### Data rows
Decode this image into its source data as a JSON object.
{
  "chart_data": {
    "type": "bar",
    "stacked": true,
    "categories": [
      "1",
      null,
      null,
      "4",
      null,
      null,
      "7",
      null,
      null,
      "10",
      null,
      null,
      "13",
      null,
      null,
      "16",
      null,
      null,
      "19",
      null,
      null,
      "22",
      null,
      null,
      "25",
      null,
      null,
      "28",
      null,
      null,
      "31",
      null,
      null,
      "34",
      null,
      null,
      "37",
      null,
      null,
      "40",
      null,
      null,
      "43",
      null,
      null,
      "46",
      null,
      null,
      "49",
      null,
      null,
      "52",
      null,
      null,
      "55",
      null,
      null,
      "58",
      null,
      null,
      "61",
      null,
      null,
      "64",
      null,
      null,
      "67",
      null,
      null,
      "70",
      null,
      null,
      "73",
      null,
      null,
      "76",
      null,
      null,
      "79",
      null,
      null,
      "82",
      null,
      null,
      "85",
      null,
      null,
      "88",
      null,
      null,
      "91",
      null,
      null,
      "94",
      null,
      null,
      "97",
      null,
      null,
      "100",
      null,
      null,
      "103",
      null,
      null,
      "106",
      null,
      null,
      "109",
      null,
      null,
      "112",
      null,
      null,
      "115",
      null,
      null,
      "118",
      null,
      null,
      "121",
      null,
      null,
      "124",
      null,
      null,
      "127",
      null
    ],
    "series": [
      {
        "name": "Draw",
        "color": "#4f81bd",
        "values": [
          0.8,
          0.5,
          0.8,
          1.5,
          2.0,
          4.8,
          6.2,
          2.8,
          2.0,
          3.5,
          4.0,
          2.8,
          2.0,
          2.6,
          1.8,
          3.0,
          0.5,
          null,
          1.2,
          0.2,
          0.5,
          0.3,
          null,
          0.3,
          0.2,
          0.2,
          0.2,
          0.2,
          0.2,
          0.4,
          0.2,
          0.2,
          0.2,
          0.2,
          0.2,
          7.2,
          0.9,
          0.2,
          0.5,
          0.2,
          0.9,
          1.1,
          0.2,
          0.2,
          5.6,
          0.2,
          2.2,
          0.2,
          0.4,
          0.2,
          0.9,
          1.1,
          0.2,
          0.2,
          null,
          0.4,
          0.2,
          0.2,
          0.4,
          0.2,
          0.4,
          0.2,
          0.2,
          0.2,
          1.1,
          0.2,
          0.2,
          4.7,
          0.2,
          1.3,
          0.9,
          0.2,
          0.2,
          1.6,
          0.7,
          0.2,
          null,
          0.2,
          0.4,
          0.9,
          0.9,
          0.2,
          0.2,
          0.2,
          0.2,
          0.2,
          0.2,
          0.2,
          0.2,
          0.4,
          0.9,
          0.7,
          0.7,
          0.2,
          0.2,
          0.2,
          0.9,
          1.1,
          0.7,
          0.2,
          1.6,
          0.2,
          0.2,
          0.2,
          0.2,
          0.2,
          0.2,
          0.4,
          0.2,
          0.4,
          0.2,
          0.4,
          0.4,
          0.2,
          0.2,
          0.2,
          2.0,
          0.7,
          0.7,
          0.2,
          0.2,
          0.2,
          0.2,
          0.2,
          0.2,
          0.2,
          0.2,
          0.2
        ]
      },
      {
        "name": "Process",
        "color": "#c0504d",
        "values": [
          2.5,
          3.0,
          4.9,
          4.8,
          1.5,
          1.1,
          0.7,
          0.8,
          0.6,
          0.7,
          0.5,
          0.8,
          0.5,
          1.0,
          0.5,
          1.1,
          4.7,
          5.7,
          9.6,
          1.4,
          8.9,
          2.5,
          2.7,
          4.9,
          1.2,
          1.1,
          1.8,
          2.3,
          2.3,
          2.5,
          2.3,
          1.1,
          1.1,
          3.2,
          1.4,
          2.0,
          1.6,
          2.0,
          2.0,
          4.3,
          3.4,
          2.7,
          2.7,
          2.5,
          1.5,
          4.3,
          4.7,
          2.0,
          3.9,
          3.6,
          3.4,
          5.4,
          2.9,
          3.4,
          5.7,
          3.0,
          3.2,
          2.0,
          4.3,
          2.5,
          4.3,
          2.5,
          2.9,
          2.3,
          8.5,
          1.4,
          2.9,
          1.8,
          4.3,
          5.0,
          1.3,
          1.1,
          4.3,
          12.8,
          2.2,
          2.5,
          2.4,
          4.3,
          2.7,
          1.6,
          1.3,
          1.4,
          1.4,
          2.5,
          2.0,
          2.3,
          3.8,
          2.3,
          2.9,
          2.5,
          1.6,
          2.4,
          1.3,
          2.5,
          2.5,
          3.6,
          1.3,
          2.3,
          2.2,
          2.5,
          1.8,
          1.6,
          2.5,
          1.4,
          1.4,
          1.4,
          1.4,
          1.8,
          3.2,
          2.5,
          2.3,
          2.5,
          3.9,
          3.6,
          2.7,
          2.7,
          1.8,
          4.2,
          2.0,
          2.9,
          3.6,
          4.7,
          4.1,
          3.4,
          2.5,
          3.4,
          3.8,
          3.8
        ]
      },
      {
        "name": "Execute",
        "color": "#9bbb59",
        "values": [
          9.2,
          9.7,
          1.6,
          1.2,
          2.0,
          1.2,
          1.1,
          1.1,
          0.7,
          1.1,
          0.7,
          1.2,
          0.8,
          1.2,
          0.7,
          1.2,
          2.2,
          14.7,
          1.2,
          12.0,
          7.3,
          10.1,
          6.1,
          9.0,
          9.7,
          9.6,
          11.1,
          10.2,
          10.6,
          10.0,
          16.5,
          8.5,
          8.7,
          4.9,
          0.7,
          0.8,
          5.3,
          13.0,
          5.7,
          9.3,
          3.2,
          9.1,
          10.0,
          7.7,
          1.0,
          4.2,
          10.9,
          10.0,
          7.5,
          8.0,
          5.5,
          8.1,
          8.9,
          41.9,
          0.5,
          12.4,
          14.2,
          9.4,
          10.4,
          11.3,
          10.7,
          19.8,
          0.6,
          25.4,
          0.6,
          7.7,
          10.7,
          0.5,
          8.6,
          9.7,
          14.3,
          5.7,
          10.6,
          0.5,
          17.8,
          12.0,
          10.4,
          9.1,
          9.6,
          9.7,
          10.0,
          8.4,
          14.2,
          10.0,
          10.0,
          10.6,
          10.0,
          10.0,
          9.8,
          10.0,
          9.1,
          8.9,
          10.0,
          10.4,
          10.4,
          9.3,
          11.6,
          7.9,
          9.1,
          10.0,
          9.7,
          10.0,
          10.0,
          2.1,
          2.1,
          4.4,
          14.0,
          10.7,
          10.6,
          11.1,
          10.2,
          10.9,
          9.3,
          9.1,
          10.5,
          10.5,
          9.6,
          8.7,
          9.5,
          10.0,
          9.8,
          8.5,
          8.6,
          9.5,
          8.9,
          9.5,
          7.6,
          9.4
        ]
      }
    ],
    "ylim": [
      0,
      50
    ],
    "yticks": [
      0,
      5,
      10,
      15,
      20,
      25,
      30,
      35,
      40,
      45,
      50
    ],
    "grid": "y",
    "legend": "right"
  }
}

### Written problem
Say how many lines in the entries contain the string "color", and say nothing else.

### Right answer
3